-- LISTING start --

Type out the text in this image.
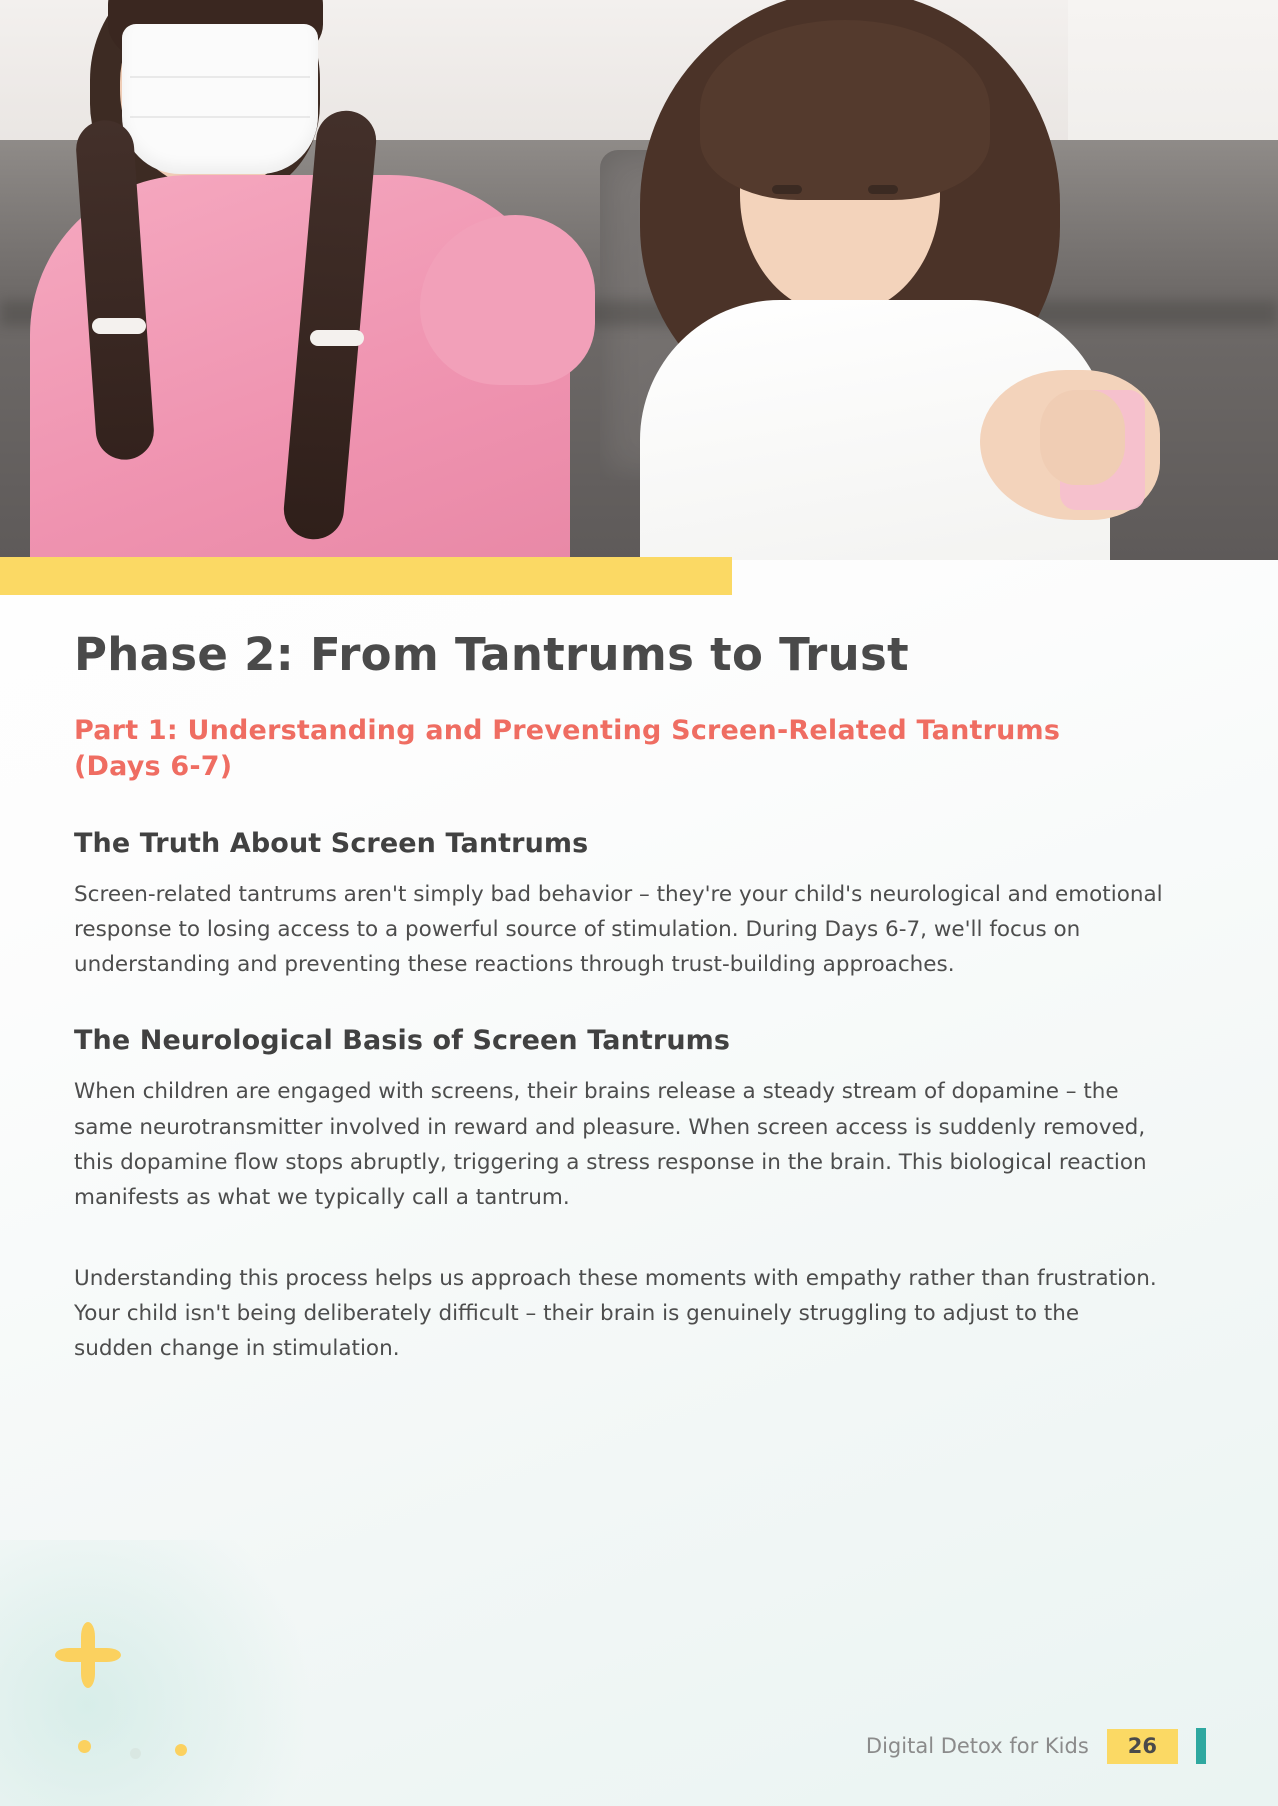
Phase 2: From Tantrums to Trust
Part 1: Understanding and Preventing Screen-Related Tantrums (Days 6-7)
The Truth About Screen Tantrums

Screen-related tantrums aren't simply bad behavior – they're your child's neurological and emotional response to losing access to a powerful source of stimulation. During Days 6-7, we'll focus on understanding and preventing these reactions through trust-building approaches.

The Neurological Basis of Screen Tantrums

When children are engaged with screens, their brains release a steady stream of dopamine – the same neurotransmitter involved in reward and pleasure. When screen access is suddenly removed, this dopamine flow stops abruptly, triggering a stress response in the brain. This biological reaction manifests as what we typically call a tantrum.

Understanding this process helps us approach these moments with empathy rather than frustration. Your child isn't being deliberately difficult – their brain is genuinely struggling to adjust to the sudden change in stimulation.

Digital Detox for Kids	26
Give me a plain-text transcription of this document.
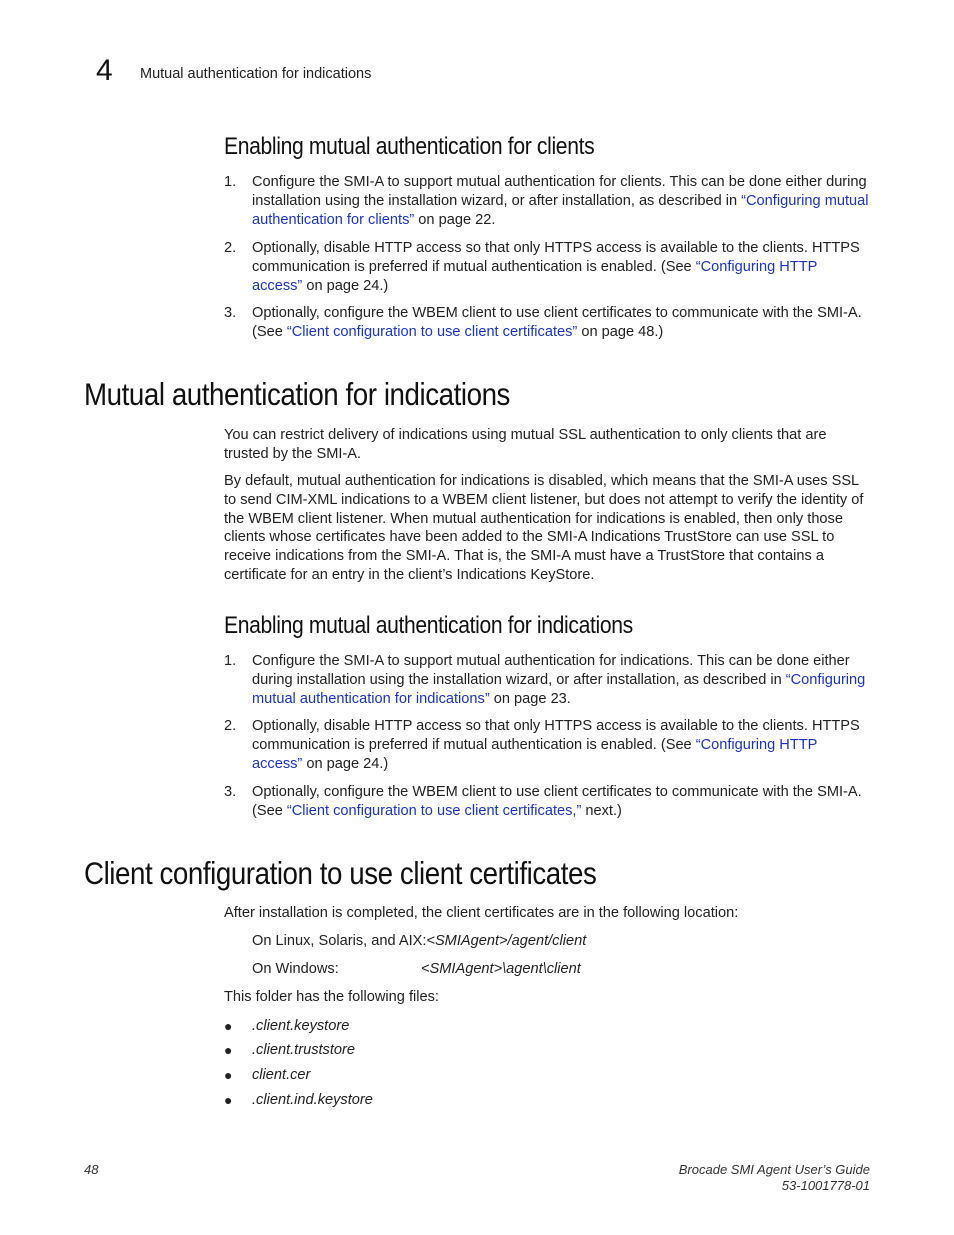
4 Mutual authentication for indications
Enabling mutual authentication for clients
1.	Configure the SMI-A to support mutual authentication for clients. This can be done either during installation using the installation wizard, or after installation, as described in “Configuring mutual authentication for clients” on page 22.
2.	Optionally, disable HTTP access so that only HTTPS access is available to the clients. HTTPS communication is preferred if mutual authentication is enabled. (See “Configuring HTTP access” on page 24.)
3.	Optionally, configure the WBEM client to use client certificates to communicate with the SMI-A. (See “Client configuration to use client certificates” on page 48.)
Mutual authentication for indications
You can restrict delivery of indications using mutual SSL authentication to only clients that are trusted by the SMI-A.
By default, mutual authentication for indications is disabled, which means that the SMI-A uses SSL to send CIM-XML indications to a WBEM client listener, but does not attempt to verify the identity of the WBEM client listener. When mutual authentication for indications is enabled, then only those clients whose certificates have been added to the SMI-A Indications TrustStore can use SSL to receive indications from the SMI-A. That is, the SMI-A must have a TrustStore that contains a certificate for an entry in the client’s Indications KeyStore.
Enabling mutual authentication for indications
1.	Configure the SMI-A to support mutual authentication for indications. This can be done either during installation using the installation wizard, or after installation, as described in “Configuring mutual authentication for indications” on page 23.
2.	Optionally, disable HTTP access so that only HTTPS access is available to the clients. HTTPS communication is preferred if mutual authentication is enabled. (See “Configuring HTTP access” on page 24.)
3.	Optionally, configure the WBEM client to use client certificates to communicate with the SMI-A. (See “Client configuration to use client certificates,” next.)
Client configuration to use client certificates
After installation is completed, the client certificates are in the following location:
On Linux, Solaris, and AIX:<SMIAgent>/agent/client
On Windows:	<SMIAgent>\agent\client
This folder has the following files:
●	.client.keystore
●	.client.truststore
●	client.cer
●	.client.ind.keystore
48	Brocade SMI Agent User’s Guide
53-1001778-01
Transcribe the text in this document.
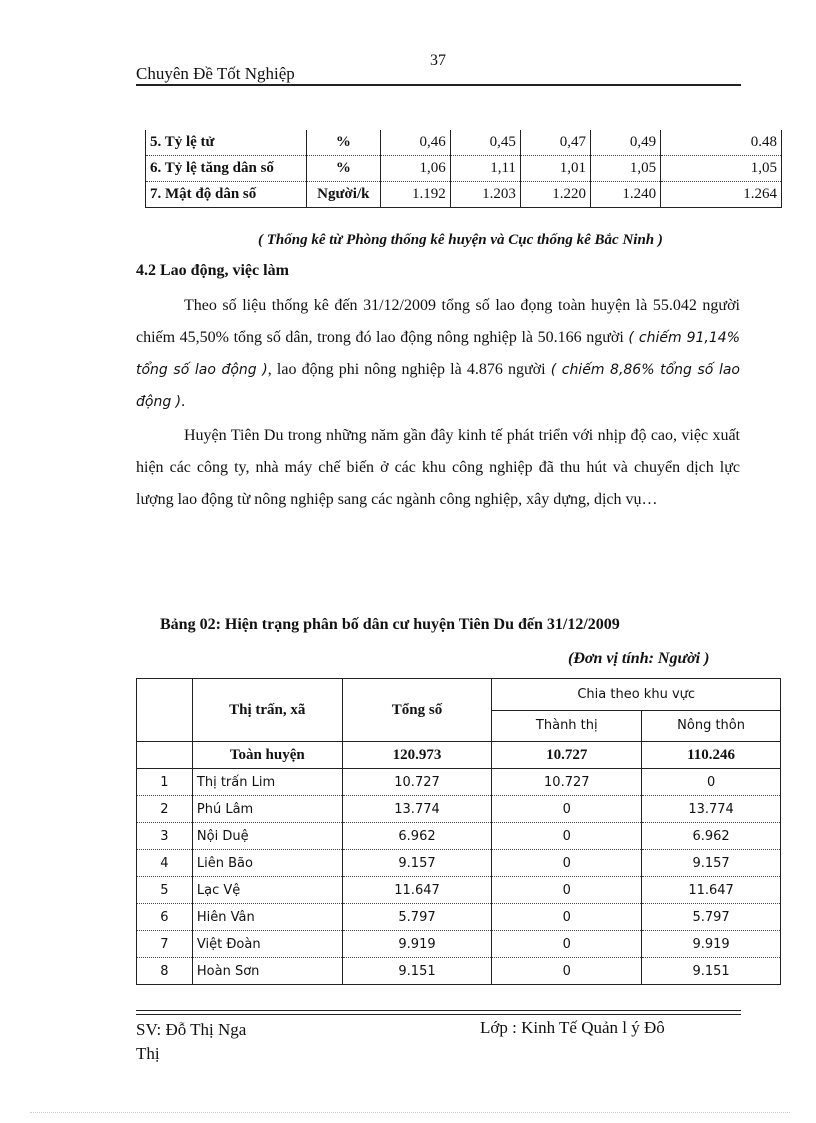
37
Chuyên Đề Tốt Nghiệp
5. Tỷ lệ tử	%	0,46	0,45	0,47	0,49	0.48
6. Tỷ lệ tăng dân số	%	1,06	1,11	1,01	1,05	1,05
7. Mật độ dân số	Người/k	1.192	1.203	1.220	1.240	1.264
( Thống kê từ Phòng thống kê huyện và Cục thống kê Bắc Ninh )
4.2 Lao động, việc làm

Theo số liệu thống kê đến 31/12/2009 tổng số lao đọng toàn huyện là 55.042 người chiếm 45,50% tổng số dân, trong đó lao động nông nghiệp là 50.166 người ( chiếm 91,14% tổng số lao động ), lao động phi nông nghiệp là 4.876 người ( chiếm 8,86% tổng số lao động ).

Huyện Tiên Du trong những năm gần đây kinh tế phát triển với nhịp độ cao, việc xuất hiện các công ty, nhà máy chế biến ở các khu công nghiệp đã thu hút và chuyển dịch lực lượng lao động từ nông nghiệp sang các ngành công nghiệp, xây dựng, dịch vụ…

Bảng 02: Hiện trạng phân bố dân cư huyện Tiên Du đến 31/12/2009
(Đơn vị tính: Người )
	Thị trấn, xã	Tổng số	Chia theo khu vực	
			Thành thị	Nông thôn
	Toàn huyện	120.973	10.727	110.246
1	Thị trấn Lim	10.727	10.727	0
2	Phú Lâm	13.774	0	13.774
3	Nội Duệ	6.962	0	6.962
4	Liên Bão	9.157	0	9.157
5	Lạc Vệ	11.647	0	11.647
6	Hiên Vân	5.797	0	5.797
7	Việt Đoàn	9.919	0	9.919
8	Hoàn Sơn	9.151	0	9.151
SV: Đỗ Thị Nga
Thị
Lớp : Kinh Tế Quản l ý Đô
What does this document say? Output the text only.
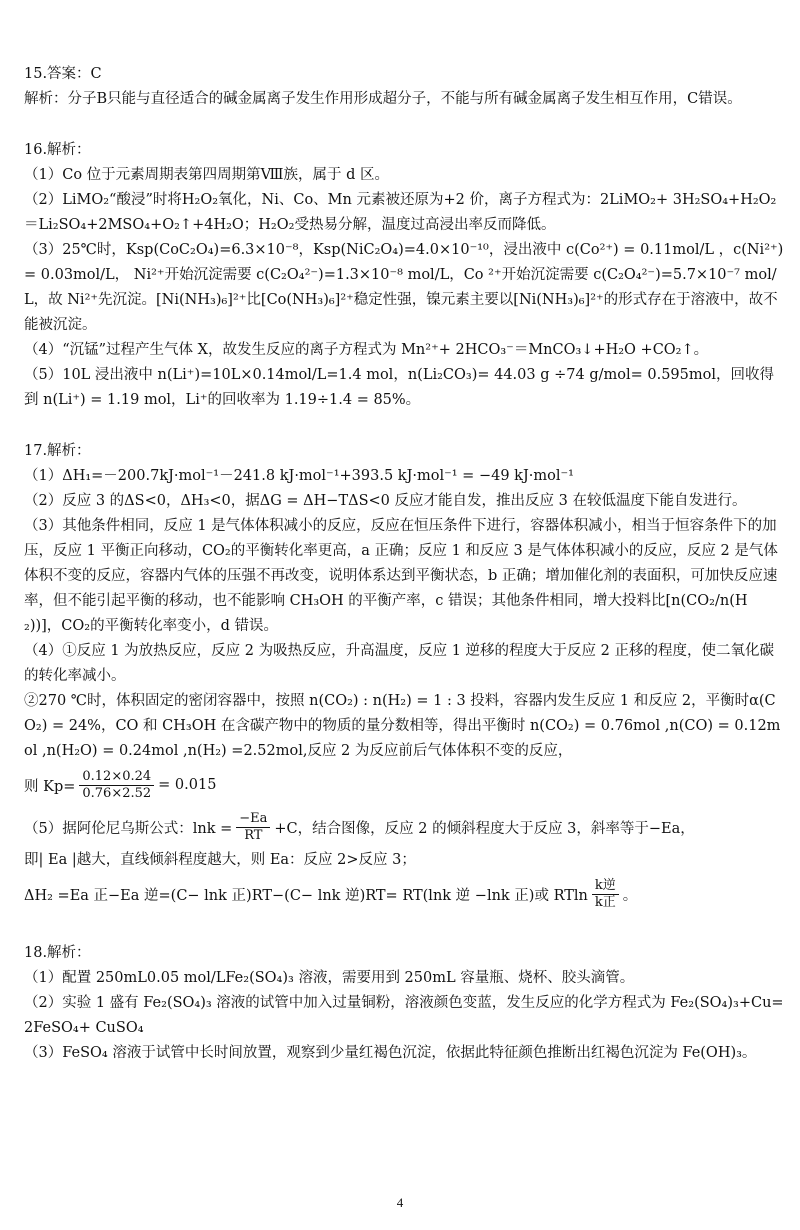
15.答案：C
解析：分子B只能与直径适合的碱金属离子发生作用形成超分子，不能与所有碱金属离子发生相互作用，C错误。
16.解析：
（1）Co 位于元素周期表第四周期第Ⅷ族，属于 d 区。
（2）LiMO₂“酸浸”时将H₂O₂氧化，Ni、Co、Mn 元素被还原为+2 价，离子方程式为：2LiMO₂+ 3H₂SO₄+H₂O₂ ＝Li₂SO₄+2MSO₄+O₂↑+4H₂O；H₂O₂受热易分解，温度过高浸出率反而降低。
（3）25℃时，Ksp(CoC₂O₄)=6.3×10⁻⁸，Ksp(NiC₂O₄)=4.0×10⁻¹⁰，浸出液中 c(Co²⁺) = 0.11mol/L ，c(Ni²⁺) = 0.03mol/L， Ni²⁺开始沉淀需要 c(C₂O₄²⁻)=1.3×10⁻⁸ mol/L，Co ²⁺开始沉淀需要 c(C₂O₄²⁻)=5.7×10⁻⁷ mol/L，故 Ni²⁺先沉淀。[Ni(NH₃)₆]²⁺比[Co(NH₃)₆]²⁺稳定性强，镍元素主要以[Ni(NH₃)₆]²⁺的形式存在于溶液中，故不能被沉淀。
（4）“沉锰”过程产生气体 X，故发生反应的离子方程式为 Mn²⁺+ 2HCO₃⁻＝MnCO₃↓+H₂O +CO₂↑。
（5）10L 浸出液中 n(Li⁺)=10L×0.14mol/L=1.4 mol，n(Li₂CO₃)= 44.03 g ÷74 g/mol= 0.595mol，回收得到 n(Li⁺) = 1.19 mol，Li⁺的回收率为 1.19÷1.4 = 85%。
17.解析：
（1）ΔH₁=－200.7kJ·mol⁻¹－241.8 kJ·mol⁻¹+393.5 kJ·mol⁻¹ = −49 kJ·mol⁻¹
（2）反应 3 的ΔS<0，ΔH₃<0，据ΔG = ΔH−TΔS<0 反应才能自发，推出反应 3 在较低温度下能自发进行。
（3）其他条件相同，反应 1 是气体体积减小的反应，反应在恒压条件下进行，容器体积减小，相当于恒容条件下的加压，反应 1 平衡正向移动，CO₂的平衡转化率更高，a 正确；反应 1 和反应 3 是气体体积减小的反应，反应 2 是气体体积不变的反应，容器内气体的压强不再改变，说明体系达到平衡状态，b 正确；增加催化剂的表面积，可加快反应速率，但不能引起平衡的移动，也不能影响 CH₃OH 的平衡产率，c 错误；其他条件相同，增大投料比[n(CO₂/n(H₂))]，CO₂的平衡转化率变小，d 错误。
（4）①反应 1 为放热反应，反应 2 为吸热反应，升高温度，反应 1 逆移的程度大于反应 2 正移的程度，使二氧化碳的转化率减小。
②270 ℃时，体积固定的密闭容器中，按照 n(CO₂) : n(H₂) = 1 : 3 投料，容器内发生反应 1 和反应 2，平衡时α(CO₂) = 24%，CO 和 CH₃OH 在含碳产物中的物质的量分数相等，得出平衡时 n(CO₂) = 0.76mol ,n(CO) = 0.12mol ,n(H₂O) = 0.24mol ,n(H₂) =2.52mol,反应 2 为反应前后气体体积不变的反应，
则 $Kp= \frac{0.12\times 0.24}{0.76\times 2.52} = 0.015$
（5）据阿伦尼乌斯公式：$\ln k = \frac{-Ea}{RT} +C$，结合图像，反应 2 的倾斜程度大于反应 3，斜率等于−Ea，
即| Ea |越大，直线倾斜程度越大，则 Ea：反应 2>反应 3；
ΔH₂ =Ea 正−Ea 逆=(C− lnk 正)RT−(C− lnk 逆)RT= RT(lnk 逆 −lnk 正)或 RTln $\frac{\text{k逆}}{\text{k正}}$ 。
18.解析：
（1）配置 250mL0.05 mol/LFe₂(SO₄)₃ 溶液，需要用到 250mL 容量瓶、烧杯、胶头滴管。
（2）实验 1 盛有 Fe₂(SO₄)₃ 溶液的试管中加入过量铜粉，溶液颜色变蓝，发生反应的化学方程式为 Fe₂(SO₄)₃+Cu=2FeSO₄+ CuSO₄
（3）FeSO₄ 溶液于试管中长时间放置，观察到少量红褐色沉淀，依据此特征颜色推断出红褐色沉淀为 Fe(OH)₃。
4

-- LISTING end --

DESCRIPTION OF THE TASK: Search the entries for the word "Tiên", then gather every line that has it.

COMPLETE OUTPUT:
Huyện Tiên Du trong những năm gần đây kinh tế phát triển với nhịp độ cao, việc xuất hiện các công ty, nhà máy chế biến ở các khu công nghiệp đã thu hút và chuyển dịch lực lượng lao động từ nông nghiệp sang các ngành công nghiệp, xây dựng, dịch vụ…
Bảng 02: Hiện trạng phân bố dân cư huyện Tiên Du đến 31/12/2009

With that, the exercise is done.